TASK TO CARRY OUT:
Answer these questions from the cluster-mode text below:
(a) What does the text say about running in standalone?
(b) Which raft port does the third server's command set?
(c) How many servers does the text recommend for the cluster, and to avoid what?

TEXT EXCERPT:
• • • •
Starting in cluster mode (3-node cluster)

Running in standalone is not fault tolerant. If you need to improve fault tolerance, start servers in cluster mode. You can start servers in cluster mode with the following command:

$ bayard --host=0.0.0.0 \
         --raft-port=7001 \
         --index-port=5001 \
         --metrics-port=9001 \
         --data-directory=./data/node1 \
         --schema-file=./etc/schema.json \
         --tokenizer-file=./etc/tokenizer.json \
         1
$ bayard --host=0.0.0.0 \
         --raft-port=7002 \
         --index-port=5002 \
         --metrics-port=9002 \
         --peer-raft-address=0.0.0.0:7001 \
         --data-directory=./data/node2 \
         --schema-file=./etc/schema.json \
         --tokenizer-file=./etc/tokenizer.json \
         2
$ bayard --host=0.0.0.0 \
         --raft-port=7003 \
         --index-port=5003 \
         --metrics-port=9003 \
         --peer-raft-address=0.0.0.0:7001 \
         --data-directory=./data/node3 \
         --schema-file=./etc/schema.json \
         --tokenizer-file=./etc/tokenizer.json \
         3

The above commands run servers on the same host, so each server must listen on a different port. This would not be necessary if each server runs on a different host. Recommend 3 or more odd number of servers in the cluster to avoid split-brain.
• • • •
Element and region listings
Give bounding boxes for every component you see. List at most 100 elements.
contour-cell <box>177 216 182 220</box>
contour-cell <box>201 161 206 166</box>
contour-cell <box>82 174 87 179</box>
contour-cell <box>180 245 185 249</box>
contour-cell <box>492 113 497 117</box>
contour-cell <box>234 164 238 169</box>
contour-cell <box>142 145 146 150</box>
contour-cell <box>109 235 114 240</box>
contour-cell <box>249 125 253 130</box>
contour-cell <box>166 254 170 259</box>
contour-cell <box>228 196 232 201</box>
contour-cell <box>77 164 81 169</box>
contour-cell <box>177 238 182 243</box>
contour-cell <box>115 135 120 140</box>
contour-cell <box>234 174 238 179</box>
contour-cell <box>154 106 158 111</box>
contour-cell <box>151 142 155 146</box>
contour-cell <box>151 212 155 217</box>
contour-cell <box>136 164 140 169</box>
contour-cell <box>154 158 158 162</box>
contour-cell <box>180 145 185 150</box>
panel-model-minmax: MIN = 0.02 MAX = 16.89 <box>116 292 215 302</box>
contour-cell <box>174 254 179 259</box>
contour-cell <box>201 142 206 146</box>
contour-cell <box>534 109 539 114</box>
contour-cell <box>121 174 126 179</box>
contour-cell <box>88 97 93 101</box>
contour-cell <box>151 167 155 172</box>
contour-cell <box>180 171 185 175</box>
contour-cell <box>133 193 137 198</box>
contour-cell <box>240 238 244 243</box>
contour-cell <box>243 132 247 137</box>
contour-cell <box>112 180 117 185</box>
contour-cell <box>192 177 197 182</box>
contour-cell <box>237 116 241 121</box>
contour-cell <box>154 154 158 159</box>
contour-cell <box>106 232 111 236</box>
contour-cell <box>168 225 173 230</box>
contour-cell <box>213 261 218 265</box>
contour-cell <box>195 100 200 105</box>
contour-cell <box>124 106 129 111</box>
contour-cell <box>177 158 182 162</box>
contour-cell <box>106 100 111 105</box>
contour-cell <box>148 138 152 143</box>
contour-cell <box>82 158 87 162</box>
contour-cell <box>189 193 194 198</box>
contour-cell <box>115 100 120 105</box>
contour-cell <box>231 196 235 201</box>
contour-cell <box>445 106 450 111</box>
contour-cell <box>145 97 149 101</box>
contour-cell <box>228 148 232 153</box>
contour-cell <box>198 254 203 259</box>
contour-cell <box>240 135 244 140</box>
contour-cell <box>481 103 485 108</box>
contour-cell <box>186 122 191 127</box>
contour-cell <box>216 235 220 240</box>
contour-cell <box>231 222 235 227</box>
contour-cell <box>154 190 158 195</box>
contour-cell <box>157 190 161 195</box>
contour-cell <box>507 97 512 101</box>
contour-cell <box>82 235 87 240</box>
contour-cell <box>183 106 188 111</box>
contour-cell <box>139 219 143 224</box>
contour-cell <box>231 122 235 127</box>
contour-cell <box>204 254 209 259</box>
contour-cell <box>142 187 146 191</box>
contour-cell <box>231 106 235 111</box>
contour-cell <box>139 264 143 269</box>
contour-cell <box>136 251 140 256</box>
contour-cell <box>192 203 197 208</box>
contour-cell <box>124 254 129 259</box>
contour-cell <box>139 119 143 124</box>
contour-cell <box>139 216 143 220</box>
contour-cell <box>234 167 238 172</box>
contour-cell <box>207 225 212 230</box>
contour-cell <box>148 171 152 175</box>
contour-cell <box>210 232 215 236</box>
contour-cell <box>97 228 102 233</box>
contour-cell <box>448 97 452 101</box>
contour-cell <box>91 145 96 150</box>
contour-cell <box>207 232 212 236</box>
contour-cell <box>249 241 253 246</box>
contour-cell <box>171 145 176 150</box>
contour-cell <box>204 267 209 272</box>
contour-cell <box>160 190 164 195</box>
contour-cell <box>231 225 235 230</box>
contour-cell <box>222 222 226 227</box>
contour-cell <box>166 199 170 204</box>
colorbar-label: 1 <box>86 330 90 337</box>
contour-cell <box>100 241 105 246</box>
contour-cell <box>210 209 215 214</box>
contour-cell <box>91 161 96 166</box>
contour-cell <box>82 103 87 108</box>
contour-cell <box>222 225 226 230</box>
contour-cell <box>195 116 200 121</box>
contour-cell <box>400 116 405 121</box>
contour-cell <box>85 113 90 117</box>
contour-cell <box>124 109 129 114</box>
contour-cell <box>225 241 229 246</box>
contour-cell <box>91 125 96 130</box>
• • • •
WORKED ANSWER:
(a) It is not fault tolerant.
(b) 7003
(c) Three or more, in an odd number, to avoid split-brain.